*What is expected:* Can you copy the lines from the one that contains "What text is on this page?" through the end of the material below, exactly and with nothing else?

*Recorded data:*
::::::::::

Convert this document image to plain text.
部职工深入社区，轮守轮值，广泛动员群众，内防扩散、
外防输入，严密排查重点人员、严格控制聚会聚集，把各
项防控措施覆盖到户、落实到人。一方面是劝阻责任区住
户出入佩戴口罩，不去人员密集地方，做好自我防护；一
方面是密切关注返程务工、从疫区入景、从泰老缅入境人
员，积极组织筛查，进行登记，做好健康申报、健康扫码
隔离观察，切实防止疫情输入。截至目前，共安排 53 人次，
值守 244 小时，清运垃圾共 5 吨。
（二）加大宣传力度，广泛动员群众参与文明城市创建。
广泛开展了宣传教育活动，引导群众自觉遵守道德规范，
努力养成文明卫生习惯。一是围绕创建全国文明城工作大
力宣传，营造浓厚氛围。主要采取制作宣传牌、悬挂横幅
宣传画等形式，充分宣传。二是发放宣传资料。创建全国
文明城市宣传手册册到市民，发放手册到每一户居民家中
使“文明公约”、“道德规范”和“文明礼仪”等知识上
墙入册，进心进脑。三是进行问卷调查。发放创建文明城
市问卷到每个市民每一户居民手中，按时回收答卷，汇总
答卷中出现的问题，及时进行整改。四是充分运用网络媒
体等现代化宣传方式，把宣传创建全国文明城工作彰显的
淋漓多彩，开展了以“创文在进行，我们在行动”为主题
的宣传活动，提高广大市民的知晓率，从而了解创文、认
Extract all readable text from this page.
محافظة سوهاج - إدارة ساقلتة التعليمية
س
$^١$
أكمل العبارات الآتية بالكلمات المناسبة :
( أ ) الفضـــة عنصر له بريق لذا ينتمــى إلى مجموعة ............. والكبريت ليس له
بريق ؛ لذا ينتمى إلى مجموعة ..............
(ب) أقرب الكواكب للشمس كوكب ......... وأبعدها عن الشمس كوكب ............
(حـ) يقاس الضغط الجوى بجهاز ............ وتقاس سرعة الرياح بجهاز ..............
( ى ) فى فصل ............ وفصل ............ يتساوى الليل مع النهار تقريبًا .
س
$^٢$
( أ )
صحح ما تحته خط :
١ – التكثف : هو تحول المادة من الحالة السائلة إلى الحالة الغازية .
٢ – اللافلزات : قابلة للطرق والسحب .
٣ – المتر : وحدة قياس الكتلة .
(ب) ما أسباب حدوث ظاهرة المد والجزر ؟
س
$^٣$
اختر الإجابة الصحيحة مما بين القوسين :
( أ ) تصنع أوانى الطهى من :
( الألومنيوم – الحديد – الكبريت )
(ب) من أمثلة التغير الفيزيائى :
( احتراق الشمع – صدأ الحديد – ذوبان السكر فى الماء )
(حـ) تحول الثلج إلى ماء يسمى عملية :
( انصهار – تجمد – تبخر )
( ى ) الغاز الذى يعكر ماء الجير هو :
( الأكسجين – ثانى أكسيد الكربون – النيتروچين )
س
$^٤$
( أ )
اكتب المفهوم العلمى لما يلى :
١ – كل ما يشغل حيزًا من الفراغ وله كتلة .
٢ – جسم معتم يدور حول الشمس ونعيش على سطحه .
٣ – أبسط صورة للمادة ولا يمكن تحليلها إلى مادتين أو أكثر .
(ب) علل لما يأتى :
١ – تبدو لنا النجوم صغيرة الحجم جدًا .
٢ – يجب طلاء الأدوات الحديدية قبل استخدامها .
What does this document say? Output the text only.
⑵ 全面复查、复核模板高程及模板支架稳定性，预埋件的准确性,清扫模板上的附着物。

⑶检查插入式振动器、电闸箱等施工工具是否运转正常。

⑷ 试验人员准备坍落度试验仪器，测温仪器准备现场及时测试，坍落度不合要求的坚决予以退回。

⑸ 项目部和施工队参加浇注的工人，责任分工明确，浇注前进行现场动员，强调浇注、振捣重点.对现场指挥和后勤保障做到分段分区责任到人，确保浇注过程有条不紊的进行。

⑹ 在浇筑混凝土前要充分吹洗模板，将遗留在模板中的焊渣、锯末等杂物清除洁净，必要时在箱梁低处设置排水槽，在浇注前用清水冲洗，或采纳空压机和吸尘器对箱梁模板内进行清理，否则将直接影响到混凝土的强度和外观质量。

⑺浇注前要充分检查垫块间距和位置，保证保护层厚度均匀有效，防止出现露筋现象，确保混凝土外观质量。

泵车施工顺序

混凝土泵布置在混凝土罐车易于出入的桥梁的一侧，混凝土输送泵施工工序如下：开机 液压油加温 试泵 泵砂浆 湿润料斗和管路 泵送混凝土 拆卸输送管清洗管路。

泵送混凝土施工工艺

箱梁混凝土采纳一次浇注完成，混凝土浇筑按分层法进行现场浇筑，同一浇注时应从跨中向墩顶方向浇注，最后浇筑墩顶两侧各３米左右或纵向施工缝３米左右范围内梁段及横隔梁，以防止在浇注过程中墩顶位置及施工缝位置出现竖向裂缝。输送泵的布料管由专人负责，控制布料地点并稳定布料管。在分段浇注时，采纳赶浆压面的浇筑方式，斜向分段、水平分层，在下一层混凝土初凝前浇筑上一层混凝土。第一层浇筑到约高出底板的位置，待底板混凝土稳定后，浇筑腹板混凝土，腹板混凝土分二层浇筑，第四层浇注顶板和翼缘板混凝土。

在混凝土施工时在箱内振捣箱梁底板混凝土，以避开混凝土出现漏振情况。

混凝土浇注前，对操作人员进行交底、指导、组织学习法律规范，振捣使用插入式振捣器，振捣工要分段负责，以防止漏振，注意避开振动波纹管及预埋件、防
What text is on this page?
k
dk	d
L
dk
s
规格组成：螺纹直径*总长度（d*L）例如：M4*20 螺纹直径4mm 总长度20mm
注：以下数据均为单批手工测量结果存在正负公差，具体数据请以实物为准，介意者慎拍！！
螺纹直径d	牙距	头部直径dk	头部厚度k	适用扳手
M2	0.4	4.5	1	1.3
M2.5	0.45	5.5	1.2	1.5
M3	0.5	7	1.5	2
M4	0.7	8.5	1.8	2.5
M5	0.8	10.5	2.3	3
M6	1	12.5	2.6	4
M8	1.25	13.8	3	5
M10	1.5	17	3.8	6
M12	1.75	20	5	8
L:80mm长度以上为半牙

::::::::::

*Response to this exercise:*
What text is on this page?
k
dk	d
L
dk
s
规格组成：螺纹直径*总长度（d*L）例如：M4*20 螺纹直径4mm 总长度20mm
注：以下数据均为单批手工测量结果存在正负公差，具体数据请以实物为准，介意者慎拍！！
螺纹直径d	牙距	头部直径dk	头部厚度k	适用扳手
M2	0.4	4.5	1	1.3
M2.5	0.45	5.5	1.2	1.5
M3	0.5	7	1.5	2
M4	0.7	8.5	1.8	2.5
M5	0.8	10.5	2.3	3
M6	1	12.5	2.6	4
M8	1.25	13.8	3	5
M10	1.5	17	3.8	6
M12	1.75	20	5	8
L:80mm长度以上为半牙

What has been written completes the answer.